[Start of Source data]

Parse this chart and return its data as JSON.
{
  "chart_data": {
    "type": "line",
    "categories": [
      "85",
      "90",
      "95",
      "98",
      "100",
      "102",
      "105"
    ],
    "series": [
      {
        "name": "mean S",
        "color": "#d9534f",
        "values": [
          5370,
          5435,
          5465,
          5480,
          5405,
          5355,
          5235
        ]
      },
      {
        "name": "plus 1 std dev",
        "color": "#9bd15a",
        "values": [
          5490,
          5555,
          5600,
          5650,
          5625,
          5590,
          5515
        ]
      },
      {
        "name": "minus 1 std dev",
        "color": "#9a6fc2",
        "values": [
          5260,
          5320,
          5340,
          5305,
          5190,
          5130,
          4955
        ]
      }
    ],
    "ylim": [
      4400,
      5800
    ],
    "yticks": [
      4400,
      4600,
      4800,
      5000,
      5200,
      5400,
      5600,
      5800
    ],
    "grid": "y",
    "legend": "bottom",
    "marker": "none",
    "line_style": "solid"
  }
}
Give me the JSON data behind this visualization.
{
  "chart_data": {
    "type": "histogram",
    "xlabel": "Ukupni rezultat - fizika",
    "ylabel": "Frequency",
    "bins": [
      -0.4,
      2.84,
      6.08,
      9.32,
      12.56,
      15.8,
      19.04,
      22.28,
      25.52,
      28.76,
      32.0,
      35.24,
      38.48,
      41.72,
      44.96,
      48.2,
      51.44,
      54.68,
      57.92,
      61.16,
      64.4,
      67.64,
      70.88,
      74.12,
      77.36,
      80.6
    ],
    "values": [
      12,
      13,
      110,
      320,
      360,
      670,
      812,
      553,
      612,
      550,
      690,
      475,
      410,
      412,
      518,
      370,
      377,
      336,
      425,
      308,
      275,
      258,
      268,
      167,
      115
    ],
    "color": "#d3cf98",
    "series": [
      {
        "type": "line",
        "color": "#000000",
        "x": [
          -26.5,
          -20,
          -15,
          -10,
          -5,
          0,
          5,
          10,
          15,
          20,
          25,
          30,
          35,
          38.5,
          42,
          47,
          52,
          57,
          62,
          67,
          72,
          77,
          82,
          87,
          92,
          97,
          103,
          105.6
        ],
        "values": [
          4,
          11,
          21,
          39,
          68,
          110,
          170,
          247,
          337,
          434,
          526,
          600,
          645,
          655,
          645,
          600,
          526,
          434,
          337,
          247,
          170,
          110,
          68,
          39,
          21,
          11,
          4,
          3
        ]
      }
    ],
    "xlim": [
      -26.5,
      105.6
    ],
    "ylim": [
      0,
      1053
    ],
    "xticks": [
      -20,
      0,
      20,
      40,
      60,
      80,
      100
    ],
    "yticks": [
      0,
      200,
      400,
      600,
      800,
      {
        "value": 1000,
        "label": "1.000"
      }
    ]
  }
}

[End of Source data]

What the exercise asks :: Every record should be repeated exactly; please leave none out.

Solution for this task ::
Parse this chart and return its data as JSON.
{
  "chart_data": {
    "type": "line",
    "categories": [
      "85",
      "90",
      "95",
      "98",
      "100",
      "102",
      "105"
    ],
    "series": [
      {
        "name": "mean S",
        "color": "#d9534f",
        "values": [
          5370,
          5435,
          5465,
          5480,
          5405,
          5355,
          5235
        ]
      },
      {
        "name": "plus 1 std dev",
        "color": "#9bd15a",
        "values": [
          5490,
          5555,
          5600,
          5650,
          5625,
          5590,
          5515
        ]
      },
      {
        "name": "minus 1 std dev",
        "color": "#9a6fc2",
        "values": [
          5260,
          5320,
          5340,
          5305,
          5190,
          5130,
          4955
        ]
      }
    ],
    "ylim": [
      4400,
      5800
    ],
    "yticks": [
      4400,
      4600,
      4800,
      5000,
      5200,
      5400,
      5600,
      5800
    ],
    "grid": "y",
    "legend": "bottom",
    "marker": "none",
    "line_style": "solid"
  }
}
Give me the JSON data behind this visualization.
{
  "chart_data": {
    "type": "histogram",
    "xlabel": "Ukupni rezultat - fizika",
    "ylabel": "Frequency",
    "bins": [
      -0.4,
      2.84,
      6.08,
      9.32,
      12.56,
      15.8,
      19.04,
      22.28,
      25.52,
      28.76,
      32.0,
      35.24,
      38.48,
      41.72,
      44.96,
      48.2,
      51.44,
      54.68,
      57.92,
      61.16,
      64.4,
      67.64,
      70.88,
      74.12,
      77.36,
      80.6
    ],
    "values": [
      12,
      13,
      110,
      320,
      360,
      670,
      812,
      553,
      612,
      550,
      690,
      475,
      410,
      412,
      518,
      370,
      377,
      336,
      425,
      308,
      275,
      258,
      268,
      167,
      115
    ],
    "color": "#d3cf98",
    "series": [
      {
        "type": "line",
        "color": "#000000",
        "x": [
          -26.5,
          -20,
          -15,
          -10,
          -5,
          0,
          5,
          10,
          15,
          20,
          25,
          30,
          35,
          38.5,
          42,
          47,
          52,
          57,
          62,
          67,
          72,
          77,
          82,
          87,
          92,
          97,
          103,
          105.6
        ],
        "values": [
          4,
          11,
          21,
          39,
          68,
          110,
          170,
          247,
          337,
          434,
          526,
          600,
          645,
          655,
          645,
          600,
          526,
          434,
          337,
          247,
          170,
          110,
          68,
          39,
          21,
          11,
          4,
          3
        ]
      }
    ],
    "xlim": [
      -26.5,
      105.6
    ],
    "ylim": [
      0,
      1053
    ],
    "xticks": [
      -20,
      0,
      20,
      40,
      60,
      80,
      100
    ],
    "yticks": [
      0,
      200,
      400,
      600,
      800,
      {
        "value": 1000,
        "label": "1.000"
      }
    ]
  }
}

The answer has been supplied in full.